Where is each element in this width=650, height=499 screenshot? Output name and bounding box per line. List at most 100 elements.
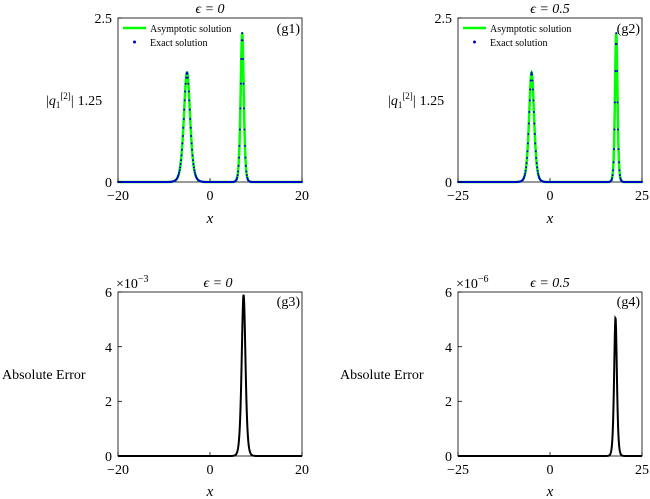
panel-title: ϵ = 0.5 [530, 276, 570, 291]
exact-point [618, 174, 621, 177]
exact-point [186, 72, 189, 75]
exact-point [188, 108, 191, 111]
exact-point [192, 166, 195, 169]
panel-g4: ϵ = 0.5 ×10−6 0 2 4 6 −25 0 25 x Absolut… [340, 274, 649, 499]
exact-point [526, 142, 529, 145]
x-tick-label: 25 [635, 463, 649, 478]
exact-point [615, 32, 618, 35]
exact-point [241, 32, 244, 35]
exact-point [243, 128, 246, 131]
x-tick-label: 20 [295, 189, 309, 204]
x-axis-label: x [206, 211, 214, 227]
exact-point [613, 101, 616, 104]
y-tick-label: 4 [105, 341, 112, 356]
exact-point [180, 154, 183, 157]
exact-point [612, 148, 615, 151]
exact-point [529, 88, 532, 91]
exact-point [187, 82, 190, 85]
x-tick-label: −25 [447, 463, 469, 478]
panel-label: (g3) [277, 295, 301, 310]
x-tick-label: 0 [207, 463, 214, 478]
exact-point [245, 170, 248, 173]
exact-point [191, 154, 194, 157]
exact-point [531, 79, 534, 82]
y-axis-label: Absolute Error [340, 368, 424, 383]
exact-point [524, 172, 527, 175]
exact-point [523, 174, 526, 177]
exact-point [180, 148, 183, 151]
legend-exact-swatch [473, 40, 476, 44]
legend: Asymptotic solution Exact solution [123, 24, 231, 49]
y-tick-label: 2.5 [95, 12, 113, 27]
exact-point [238, 144, 241, 147]
exact-point [181, 142, 184, 145]
x-ticks: −20 0 20 [107, 178, 309, 204]
exact-point [246, 176, 249, 179]
exact-point [236, 176, 239, 179]
curves [458, 315, 642, 457]
curves [457, 32, 643, 184]
exact-point [532, 111, 535, 113]
y-ticks: 0 2 4 6 [105, 286, 122, 465]
exact-point [524, 169, 527, 172]
exact-point [535, 156, 538, 159]
exact-point [243, 144, 246, 147]
x-axis-label: x [546, 211, 554, 227]
y-tick-label: 2 [105, 395, 112, 410]
panel-title: ϵ = 0.5 [530, 2, 570, 17]
exact-point [237, 170, 240, 173]
exact-point [177, 174, 180, 177]
x-tick-label: 0 [207, 189, 214, 204]
exact-point [534, 142, 537, 145]
exact-point [183, 99, 186, 102]
legend: Asymptotic solution Exact solution [463, 24, 571, 49]
exact-point [612, 161, 615, 164]
exact-point [240, 58, 243, 61]
exact-point [533, 133, 536, 136]
exact-point [235, 178, 238, 181]
scale-note: ×10−3 [116, 274, 149, 292]
exact-point [532, 99, 535, 102]
panel-g1: ϵ = 0 0 2.5 −20 0 20 x |q1[2]| 1.25 (g1) … [46, 2, 309, 227]
exact-point [241, 39, 244, 42]
exact-point [193, 171, 196, 174]
panel-g2: ϵ = 0.5 0 2.5 −25 0 25 x |q1[2]| 1.25 (g2… [388, 2, 649, 227]
legend-asymptotic-label: Asymptotic solution [150, 24, 231, 35]
exact-point [531, 73, 534, 76]
exact-point [531, 88, 534, 91]
exact-point [192, 163, 195, 166]
legend-exact-swatch [133, 40, 136, 44]
curves [117, 32, 303, 184]
exact-point [239, 107, 242, 110]
exact-point [619, 177, 622, 180]
exact-point [526, 150, 529, 153]
x-axis-label: x [546, 484, 554, 499]
series-exact-points [117, 32, 303, 183]
y-axis-label: |q1[2]| 1.25 [46, 91, 102, 110]
exact-point [537, 174, 540, 177]
panel-title: ϵ = 0 [203, 276, 232, 291]
exact-point [525, 166, 528, 169]
exact-point [187, 90, 190, 93]
exact-point [617, 148, 620, 151]
x-tick-label: 0 [547, 463, 554, 478]
exact-point [193, 169, 196, 172]
y-axis-label: |q1[2]| 1.25 [388, 91, 444, 110]
y-ticks: 0 2.5 [435, 12, 462, 191]
y-tick-label: 6 [105, 286, 112, 301]
exact-point [611, 177, 614, 180]
series-asymptotic-line [118, 32, 302, 184]
exact-point [533, 122, 536, 125]
exact-point [236, 174, 239, 177]
exact-point [616, 101, 619, 104]
exact-point [178, 169, 181, 172]
exact-point [242, 58, 245, 61]
x-tick-label: 20 [295, 463, 309, 478]
legend-asymptotic-label: Asymptotic solution [490, 24, 571, 35]
y-tick-label: 0 [105, 176, 112, 191]
exact-point [610, 178, 613, 181]
y-tick-label: 4 [445, 341, 452, 356]
x-axis-label: x [206, 484, 214, 499]
exact-point [178, 171, 181, 174]
plot-frame [117, 17, 303, 183]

Directions for this task | Please count the lines in the records above that contain the string "series", and reply with the number alone.

Complete output | 2